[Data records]
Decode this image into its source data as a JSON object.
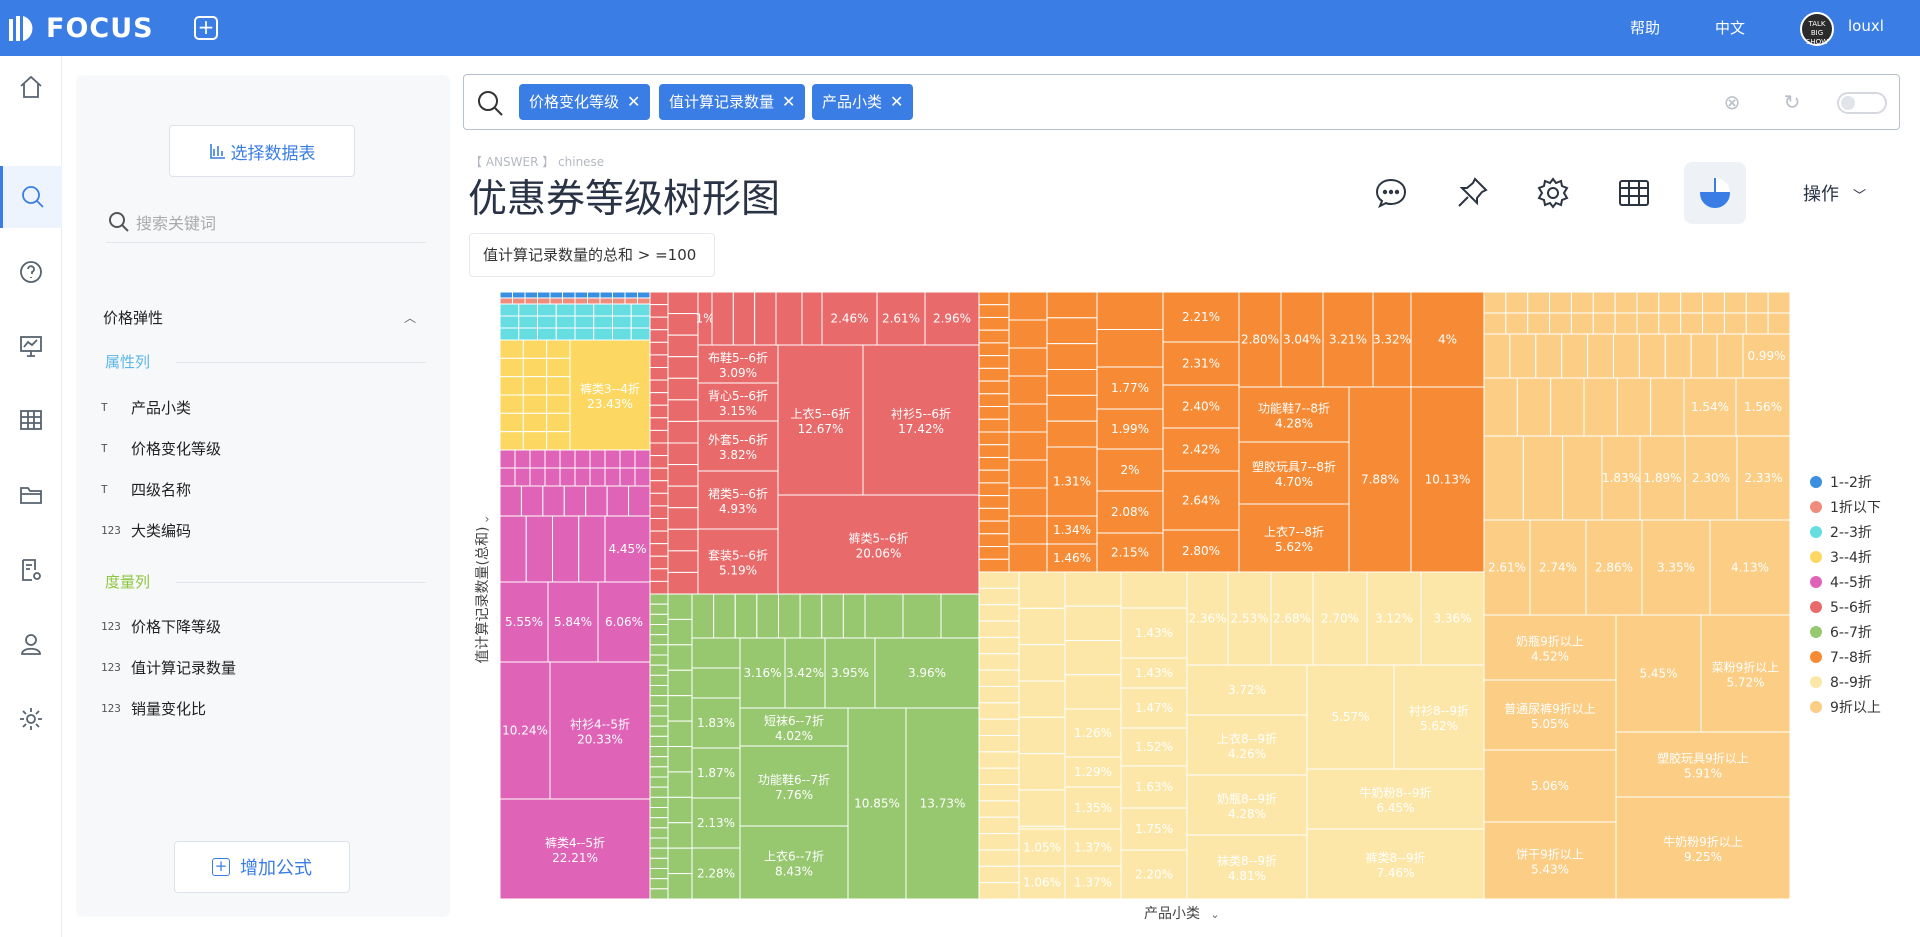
{
  "app": {
    "name": "FOCUS",
    "help": "帮助",
    "lang": "中文",
    "user": "louxl",
    "avatar_text": "TALK BIG SHOW"
  },
  "sidebar": {
    "select_table": "选择数据表",
    "search_placeholder": "搜索关键词",
    "group": "价格弹性",
    "attr_title": "属性列",
    "attr_fields": [
      {
        "icon": "T",
        "label": "产品小类"
      },
      {
        "icon": "T",
        "label": "价格变化等级"
      },
      {
        "icon": "T",
        "label": "四级名称"
      },
      {
        "icon": "123",
        "label": "大类编码"
      }
    ],
    "measure_title": "度量列",
    "measure_fields": [
      {
        "icon": "123",
        "label": "价格下降等级"
      },
      {
        "icon": "123",
        "label": "值计算记录数量"
      },
      {
        "icon": "123",
        "label": "销量变化比"
      }
    ],
    "add_formula": "增加公式"
  },
  "search": {
    "chips": [
      "价格变化等级",
      "值计算记录数量",
      "产品小类"
    ]
  },
  "answer": {
    "label": "【 ANSWER 】 chinese",
    "title": "优惠券等级树形图",
    "operations": "操作",
    "filter": "值计算记录数量的总和 > =100"
  },
  "colors": {
    "primary": "#3a7de4",
    "1--2折": "#3a8fe0",
    "1折以下": "#f08c7c",
    "2--3折": "#66dde0",
    "3--4折": "#fcd862",
    "4--5折": "#df63b6",
    "5--6折": "#e86a6a",
    "6--7折": "#97c870",
    "7--8折": "#f78b35",
    "8--9折": "#fde7a8",
    "9折以上": "#fbcd85"
  },
  "chart_data": {
    "type": "treemap",
    "title": "优惠券等级树形图",
    "xlabel": "产品小类",
    "ylabel": "值计算记录数量(总和)",
    "legend": {
      "position": "right",
      "items": [
        "1--2折",
        "1折以下",
        "2--3折",
        "3--4折",
        "4--5折",
        "5--6折",
        "6--7折",
        "7--8折",
        "8--9折",
        "9折以上"
      ]
    },
    "groups": [
      {
        "name": "3--4折",
        "labeled_leaves": [
          {
            "label": "裤类3--4折",
            "value": "23.43%"
          }
        ]
      },
      {
        "name": "4--5折",
        "labeled_leaves": [
          {
            "label": "",
            "value": "4.45%"
          },
          {
            "label": "",
            "value": "5.55%"
          },
          {
            "label": "",
            "value": "5.84%"
          },
          {
            "label": "",
            "value": "6.06%"
          },
          {
            "label": "",
            "value": "10.24%"
          },
          {
            "label": "衬衫4--5折",
            "value": "20.33%"
          },
          {
            "label": "裤类4--5折",
            "value": "22.21%"
          }
        ]
      },
      {
        "name": "5--6折",
        "labeled_leaves": [
          {
            "label": "",
            "value": "1%"
          },
          {
            "label": "",
            "value": "2.46%"
          },
          {
            "label": "",
            "value": "2.61%"
          },
          {
            "label": "",
            "value": "2.96%"
          },
          {
            "label": "布鞋5--6折",
            "value": "3.09%"
          },
          {
            "label": "背心5--6折",
            "value": "3.15%"
          },
          {
            "label": "外套5--6折",
            "value": "3.82%"
          },
          {
            "label": "裙类5--6折",
            "value": "4.93%"
          },
          {
            "label": "套装5--6折",
            "value": "5.19%"
          },
          {
            "label": "上衣5--6折",
            "value": "12.67%"
          },
          {
            "label": "衬衫5--6折",
            "value": "17.42%"
          },
          {
            "label": "裤类5--6折",
            "value": "20.06%"
          }
        ]
      },
      {
        "name": "6--7折",
        "labeled_leaves": [
          {
            "label": "",
            "value": "3.16%"
          },
          {
            "label": "",
            "value": "3.42%"
          },
          {
            "label": "",
            "value": "3.95%"
          },
          {
            "label": "",
            "value": "3.96%"
          },
          {
            "label": "短袜6--7折",
            "value": "4.02%"
          },
          {
            "label": "",
            "value": "1.83%"
          },
          {
            "label": "",
            "value": "1.87%"
          },
          {
            "label": "",
            "value": "2.13%"
          },
          {
            "label": "",
            "value": "2.28%"
          },
          {
            "label": "功能鞋6--7折",
            "value": "7.76%"
          },
          {
            "label": "上衣6--7折",
            "value": "8.43%"
          },
          {
            "label": "",
            "value": "10.85%"
          },
          {
            "label": "",
            "value": "13.73%"
          }
        ]
      },
      {
        "name": "7--8折",
        "labeled_leaves": [
          {
            "label": "",
            "value": "2.21%"
          },
          {
            "label": "",
            "value": "2.31%"
          },
          {
            "label": "",
            "value": "2.40%"
          },
          {
            "label": "",
            "value": "2.42%"
          },
          {
            "label": "",
            "value": "2.64%"
          },
          {
            "label": "",
            "value": "2.80%"
          },
          {
            "label": "",
            "value": "1.77%"
          },
          {
            "label": "",
            "value": "1.99%"
          },
          {
            "label": "",
            "value": "2%"
          },
          {
            "label": "",
            "value": "2.08%"
          },
          {
            "label": "",
            "value": "2.15%"
          },
          {
            "label": "",
            "value": "1.31%"
          },
          {
            "label": "",
            "value": "1.34%"
          },
          {
            "label": "",
            "value": "1.46%"
          },
          {
            "label": "",
            "value": "2.80%"
          },
          {
            "label": "",
            "value": "3.04%"
          },
          {
            "label": "",
            "value": "3.21%"
          },
          {
            "label": "",
            "value": "3.32%"
          },
          {
            "label": "",
            "value": "4%"
          },
          {
            "label": "功能鞋7--8折",
            "value": "4.28%"
          },
          {
            "label": "塑胶玩具7--8折",
            "value": "4.70%"
          },
          {
            "label": "上衣7--8折",
            "value": "5.62%"
          },
          {
            "label": "",
            "value": "7.88%"
          },
          {
            "label": "",
            "value": "10.13%"
          }
        ]
      },
      {
        "name": "8--9折",
        "labeled_leaves": [
          {
            "label": "",
            "value": "1.43%"
          },
          {
            "label": "",
            "value": "1.43%"
          },
          {
            "label": "",
            "value": "1.47%"
          },
          {
            "label": "",
            "value": "1.52%"
          },
          {
            "label": "",
            "value": "1.63%"
          },
          {
            "label": "",
            "value": "1.75%"
          },
          {
            "label": "",
            "value": "2.20%"
          },
          {
            "label": "",
            "value": "1.26%"
          },
          {
            "label": "",
            "value": "1.29%"
          },
          {
            "label": "",
            "value": "1.35%"
          },
          {
            "label": "",
            "value": "1.37%"
          },
          {
            "label": "",
            "value": "1.37%"
          },
          {
            "label": "",
            "value": "1.05%"
          },
          {
            "label": "",
            "value": "1.06%"
          },
          {
            "label": "",
            "value": "2.36%"
          },
          {
            "label": "",
            "value": "2.53%"
          },
          {
            "label": "",
            "value": "2.68%"
          },
          {
            "label": "",
            "value": "2.70%"
          },
          {
            "label": "",
            "value": "3.12%"
          },
          {
            "label": "",
            "value": "3.36%"
          },
          {
            "label": "",
            "value": "3.72%"
          },
          {
            "label": "上衣8--9折",
            "value": "4.26%"
          },
          {
            "label": "奶瓶8--9折",
            "value": "4.28%"
          },
          {
            "label": "袜类8--9折",
            "value": "4.81%"
          },
          {
            "label": "",
            "value": "5.57%"
          },
          {
            "label": "衬衫8--9折",
            "value": "5.62%"
          },
          {
            "label": "牛奶粉8--9折",
            "value": "6.45%"
          },
          {
            "label": "裤类8--9折",
            "value": "7.46%"
          }
        ]
      },
      {
        "name": "9折以上",
        "labeled_leaves": [
          {
            "label": "",
            "value": "0.99%"
          },
          {
            "label": "",
            "value": "1.54%"
          },
          {
            "label": "",
            "value": "1.56%"
          },
          {
            "label": "",
            "value": "1.83%"
          },
          {
            "label": "",
            "value": "1.89%"
          },
          {
            "label": "",
            "value": "2.30%"
          },
          {
            "label": "",
            "value": "2.33%"
          },
          {
            "label": "",
            "value": "2.61%"
          },
          {
            "label": "",
            "value": "2.74%"
          },
          {
            "label": "",
            "value": "2.86%"
          },
          {
            "label": "",
            "value": "3.35%"
          },
          {
            "label": "",
            "value": "4.13%"
          },
          {
            "label": "奶瓶9折以上",
            "value": "4.52%"
          },
          {
            "label": "",
            "value": "5.45%"
          },
          {
            "label": "菜粉9折以上",
            "value": "5.72%"
          },
          {
            "label": "普通尿裤9折以上",
            "value": "5.05%"
          },
          {
            "label": "",
            "value": "5.06%"
          },
          {
            "label": "塑胶玩具9折以上",
            "value": "5.91%"
          },
          {
            "label": "饼干9折以上",
            "value": "5.43%"
          },
          {
            "label": "牛奶粉9折以上",
            "value": "9.25%"
          }
        ]
      }
    ]
  }
}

**Exercise aim**: Track down every line of the material containing the string "name", and copy it.

**Correct response**:
    "name": "FOCUS",
        "name": "3--4折",
        "name": "4--5折",
        "name": "5--6折",
        "name": "6--7折",
        "name": "7--8折",
        "name": "8--9折",
        "name": "9折以上",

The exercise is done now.